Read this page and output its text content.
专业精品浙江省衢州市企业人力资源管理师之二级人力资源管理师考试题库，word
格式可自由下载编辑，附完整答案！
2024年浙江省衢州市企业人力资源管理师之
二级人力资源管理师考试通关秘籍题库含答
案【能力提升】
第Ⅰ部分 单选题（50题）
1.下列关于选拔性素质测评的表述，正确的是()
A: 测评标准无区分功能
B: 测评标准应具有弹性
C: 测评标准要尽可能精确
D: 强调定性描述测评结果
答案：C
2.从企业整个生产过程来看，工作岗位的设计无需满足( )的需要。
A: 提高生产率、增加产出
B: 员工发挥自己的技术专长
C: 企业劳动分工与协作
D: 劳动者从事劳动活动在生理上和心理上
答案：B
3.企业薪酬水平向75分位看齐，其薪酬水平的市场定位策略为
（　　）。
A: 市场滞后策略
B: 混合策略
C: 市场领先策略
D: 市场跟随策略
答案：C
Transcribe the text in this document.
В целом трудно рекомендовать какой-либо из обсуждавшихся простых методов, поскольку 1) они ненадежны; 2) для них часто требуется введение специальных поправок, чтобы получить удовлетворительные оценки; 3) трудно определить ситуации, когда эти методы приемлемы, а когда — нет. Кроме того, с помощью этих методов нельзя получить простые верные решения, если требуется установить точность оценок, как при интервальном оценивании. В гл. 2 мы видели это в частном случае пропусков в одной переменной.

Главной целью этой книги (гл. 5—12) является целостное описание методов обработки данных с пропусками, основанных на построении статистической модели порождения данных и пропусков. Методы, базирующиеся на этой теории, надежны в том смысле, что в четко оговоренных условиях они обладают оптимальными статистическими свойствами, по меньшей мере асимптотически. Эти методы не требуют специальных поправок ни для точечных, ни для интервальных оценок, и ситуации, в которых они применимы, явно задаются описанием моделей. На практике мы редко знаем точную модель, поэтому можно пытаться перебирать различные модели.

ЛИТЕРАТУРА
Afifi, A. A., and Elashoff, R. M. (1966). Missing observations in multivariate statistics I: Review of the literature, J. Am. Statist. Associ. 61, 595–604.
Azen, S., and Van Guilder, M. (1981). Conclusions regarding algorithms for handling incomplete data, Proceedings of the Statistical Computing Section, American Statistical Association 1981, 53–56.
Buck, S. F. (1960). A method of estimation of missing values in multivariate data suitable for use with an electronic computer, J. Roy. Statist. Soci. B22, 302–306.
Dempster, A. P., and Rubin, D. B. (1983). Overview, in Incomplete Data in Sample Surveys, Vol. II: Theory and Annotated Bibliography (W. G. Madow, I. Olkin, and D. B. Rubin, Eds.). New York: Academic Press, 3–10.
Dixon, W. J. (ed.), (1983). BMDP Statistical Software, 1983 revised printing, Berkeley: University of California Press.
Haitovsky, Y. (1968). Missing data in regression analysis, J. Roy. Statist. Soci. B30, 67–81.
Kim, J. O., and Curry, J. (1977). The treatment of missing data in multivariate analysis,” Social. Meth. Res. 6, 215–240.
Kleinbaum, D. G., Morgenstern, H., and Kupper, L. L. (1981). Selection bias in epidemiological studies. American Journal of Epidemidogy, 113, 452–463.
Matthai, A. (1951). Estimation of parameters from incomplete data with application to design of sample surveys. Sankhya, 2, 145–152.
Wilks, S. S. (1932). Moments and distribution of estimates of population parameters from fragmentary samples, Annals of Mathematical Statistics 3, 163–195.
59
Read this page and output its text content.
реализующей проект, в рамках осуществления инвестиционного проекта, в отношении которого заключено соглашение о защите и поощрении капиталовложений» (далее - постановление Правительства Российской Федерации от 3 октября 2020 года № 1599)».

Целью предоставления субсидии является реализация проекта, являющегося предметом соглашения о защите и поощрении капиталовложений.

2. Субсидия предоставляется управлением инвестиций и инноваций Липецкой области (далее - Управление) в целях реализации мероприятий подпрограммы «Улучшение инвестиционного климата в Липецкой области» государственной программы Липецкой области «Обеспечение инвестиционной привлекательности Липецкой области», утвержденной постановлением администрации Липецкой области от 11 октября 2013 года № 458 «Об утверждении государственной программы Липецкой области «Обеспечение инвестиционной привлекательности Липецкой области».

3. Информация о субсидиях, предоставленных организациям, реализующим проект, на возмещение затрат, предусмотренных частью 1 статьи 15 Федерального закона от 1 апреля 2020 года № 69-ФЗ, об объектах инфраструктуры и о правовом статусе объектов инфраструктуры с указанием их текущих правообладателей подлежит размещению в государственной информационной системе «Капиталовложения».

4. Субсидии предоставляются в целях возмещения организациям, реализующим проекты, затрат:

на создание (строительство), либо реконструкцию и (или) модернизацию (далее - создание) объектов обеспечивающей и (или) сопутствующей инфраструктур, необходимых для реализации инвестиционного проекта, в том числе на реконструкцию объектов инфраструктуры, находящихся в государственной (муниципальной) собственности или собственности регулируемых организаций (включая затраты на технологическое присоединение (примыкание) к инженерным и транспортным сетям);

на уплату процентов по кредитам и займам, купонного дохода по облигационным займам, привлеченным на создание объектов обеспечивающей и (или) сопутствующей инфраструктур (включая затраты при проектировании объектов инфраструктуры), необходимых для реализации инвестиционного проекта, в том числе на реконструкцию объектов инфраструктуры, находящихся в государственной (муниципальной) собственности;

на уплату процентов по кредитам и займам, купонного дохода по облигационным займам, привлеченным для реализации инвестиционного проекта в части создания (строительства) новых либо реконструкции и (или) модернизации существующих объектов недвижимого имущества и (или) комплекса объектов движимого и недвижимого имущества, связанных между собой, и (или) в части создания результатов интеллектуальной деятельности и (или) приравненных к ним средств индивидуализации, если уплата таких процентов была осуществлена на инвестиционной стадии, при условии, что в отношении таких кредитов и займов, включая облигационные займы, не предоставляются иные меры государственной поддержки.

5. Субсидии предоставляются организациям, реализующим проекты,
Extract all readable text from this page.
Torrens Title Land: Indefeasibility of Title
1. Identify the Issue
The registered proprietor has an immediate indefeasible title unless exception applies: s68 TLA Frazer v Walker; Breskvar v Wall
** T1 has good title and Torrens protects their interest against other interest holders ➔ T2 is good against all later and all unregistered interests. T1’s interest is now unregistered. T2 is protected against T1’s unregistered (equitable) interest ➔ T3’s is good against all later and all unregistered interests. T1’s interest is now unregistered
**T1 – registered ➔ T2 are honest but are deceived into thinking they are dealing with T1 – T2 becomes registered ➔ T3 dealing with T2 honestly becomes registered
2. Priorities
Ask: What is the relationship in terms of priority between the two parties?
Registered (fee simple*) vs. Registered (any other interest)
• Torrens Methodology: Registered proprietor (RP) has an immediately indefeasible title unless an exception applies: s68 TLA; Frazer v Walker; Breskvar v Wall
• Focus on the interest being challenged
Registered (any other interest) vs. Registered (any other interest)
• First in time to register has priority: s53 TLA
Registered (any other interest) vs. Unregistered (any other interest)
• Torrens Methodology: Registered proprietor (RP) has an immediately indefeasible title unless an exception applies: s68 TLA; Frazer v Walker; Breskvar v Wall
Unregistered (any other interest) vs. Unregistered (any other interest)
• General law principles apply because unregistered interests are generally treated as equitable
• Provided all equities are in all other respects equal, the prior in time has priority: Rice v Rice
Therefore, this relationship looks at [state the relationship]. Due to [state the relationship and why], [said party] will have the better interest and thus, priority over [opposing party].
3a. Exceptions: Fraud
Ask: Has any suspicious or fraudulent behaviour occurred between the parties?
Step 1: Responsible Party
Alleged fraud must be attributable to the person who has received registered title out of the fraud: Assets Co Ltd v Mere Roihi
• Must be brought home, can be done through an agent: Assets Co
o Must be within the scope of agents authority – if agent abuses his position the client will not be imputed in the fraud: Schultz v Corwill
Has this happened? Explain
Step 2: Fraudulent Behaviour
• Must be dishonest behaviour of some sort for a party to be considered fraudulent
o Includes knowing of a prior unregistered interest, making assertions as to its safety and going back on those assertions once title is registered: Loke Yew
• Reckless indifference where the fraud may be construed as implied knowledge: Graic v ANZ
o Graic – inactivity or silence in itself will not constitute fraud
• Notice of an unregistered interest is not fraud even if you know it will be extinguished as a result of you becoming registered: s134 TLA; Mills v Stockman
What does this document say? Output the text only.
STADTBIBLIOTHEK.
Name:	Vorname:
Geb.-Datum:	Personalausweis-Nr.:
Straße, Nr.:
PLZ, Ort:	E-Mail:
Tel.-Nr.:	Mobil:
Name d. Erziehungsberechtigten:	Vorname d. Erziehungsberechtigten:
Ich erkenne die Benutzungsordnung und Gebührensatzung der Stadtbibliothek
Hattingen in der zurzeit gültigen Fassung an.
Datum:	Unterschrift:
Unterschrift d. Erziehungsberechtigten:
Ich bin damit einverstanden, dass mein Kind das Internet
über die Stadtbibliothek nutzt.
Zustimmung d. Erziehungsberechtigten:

━━━━━━━━

=== Given instruction ===
Repeat only the stretch of lines that begins at the line containing "What does this" and ends at the last line above, both included.

=== Problem solution ===
What does this document say? Output the text only.
STADTBIBLIOTHEK.
Name:	Vorname:
Geb.-Datum:	Personalausweis-Nr.:
Straße, Nr.:
PLZ, Ort:	E-Mail:
Tel.-Nr.:	Mobil:
Name d. Erziehungsberechtigten:	Vorname d. Erziehungsberechtigten:
Ich erkenne die Benutzungsordnung und Gebührensatzung der Stadtbibliothek
Hattingen in der zurzeit gültigen Fassung an.
Datum:	Unterschrift:
Unterschrift d. Erziehungsberechtigten:
Ich bin damit einverstanden, dass mein Kind das Internet
über die Stadtbibliothek nutzt.
Zustimmung d. Erziehungsberechtigten:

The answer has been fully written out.